- Data supplied:
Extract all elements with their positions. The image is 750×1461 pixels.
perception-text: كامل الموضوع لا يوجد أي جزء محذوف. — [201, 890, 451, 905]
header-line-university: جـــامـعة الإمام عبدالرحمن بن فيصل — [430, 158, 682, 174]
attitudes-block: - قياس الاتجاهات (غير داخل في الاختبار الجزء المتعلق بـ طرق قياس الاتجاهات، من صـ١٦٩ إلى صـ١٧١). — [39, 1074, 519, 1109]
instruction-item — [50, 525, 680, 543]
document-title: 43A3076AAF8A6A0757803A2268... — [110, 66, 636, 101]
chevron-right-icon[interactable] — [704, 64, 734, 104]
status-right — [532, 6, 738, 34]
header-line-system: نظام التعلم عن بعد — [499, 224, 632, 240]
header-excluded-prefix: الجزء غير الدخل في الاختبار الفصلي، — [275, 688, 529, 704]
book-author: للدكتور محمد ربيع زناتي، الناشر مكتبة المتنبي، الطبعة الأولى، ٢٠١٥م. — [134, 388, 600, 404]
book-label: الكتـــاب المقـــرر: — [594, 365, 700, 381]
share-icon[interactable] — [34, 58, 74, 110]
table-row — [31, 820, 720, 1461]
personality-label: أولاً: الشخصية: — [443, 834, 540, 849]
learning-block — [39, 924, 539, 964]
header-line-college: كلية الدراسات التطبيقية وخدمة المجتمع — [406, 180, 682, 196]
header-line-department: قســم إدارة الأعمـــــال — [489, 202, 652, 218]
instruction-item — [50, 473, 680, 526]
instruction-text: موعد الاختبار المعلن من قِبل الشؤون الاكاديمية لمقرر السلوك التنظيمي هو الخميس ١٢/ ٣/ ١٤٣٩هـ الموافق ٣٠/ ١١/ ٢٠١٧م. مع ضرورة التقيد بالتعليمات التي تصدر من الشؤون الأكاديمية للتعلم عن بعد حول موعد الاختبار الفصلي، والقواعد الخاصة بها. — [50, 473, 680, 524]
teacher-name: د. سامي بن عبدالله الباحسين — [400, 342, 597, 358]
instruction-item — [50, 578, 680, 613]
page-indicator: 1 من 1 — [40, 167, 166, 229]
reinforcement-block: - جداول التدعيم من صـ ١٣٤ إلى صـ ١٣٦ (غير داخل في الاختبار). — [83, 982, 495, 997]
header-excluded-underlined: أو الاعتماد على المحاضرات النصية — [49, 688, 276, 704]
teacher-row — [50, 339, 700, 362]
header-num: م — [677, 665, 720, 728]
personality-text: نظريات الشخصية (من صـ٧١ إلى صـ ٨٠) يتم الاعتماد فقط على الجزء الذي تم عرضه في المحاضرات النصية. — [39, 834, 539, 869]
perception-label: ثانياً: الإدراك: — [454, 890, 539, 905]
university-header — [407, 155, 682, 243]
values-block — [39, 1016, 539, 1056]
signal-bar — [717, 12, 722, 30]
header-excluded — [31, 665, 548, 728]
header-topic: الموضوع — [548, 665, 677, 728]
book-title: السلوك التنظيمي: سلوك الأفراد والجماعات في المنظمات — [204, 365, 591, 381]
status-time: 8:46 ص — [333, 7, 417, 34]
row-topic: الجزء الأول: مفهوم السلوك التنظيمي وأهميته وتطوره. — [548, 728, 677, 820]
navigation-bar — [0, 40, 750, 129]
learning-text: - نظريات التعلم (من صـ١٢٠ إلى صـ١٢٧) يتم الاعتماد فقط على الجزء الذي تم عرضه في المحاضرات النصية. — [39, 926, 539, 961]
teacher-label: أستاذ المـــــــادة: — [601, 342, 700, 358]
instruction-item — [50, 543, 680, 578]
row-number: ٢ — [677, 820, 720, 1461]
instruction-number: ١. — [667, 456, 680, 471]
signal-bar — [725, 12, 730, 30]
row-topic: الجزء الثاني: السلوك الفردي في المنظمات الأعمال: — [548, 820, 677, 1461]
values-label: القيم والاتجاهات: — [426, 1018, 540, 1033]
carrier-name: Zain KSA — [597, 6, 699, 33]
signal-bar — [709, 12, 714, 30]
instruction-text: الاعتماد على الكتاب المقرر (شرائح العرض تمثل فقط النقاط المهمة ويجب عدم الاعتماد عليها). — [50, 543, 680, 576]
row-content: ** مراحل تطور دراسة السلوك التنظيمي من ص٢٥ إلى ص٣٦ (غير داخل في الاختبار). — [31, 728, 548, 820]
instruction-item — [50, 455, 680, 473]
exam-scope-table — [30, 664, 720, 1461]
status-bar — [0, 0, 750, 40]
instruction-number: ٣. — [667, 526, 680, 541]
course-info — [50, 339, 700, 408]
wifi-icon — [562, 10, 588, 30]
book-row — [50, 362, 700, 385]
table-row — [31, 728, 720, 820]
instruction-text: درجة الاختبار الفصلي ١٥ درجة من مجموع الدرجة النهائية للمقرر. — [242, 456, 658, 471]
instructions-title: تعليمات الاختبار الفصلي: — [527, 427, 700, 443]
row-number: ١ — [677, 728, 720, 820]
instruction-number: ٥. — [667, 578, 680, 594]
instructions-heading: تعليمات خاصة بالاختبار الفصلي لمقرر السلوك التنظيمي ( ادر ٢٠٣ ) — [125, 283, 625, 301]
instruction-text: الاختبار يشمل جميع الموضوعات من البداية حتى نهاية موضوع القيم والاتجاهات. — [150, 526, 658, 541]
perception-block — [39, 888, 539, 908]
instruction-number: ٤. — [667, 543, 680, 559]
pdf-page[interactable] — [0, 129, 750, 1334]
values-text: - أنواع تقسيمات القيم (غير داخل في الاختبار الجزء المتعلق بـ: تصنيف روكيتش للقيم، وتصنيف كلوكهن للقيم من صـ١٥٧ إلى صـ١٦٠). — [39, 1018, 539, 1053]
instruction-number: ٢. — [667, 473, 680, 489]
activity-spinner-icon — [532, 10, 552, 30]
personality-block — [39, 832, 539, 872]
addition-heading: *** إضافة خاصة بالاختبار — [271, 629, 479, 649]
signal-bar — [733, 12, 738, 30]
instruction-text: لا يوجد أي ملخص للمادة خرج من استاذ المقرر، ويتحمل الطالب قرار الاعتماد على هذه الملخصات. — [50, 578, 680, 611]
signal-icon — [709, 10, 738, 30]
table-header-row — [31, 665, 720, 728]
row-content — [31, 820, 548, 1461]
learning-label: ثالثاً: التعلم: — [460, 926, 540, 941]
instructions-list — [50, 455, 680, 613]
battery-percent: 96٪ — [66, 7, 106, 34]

- Required work: Can you give the records again from the first line up to and including the line with "header-line-system: نظام التعلم", with "chevron-right-icon" changed to "chevron-left-icon" and nothing else altered, and return only those lines?

- Response:
Extract all elements with their positions. The image is 750×1461 pixels.
perception-text: كامل الموضوع لا يوجد أي جزء محذوف. — [201, 890, 451, 905]
header-line-university: جـــامـعة الإمام عبدالرحمن بن فيصل — [430, 158, 682, 174]
attitudes-block: - قياس الاتجاهات (غير داخل في الاختبار الجزء المتعلق بـ طرق قياس الاتجاهات، من صـ١٦٩ إلى صـ١٧١). — [39, 1074, 519, 1109]
instruction-item — [50, 525, 680, 543]
document-title: 43A3076AAF8A6A0757803A2268... — [110, 66, 636, 101]
chevron-left-icon[interactable] — [704, 64, 734, 104]
status-right — [532, 6, 738, 34]
header-line-system: نظام التعلم عن بعد — [499, 224, 632, 240]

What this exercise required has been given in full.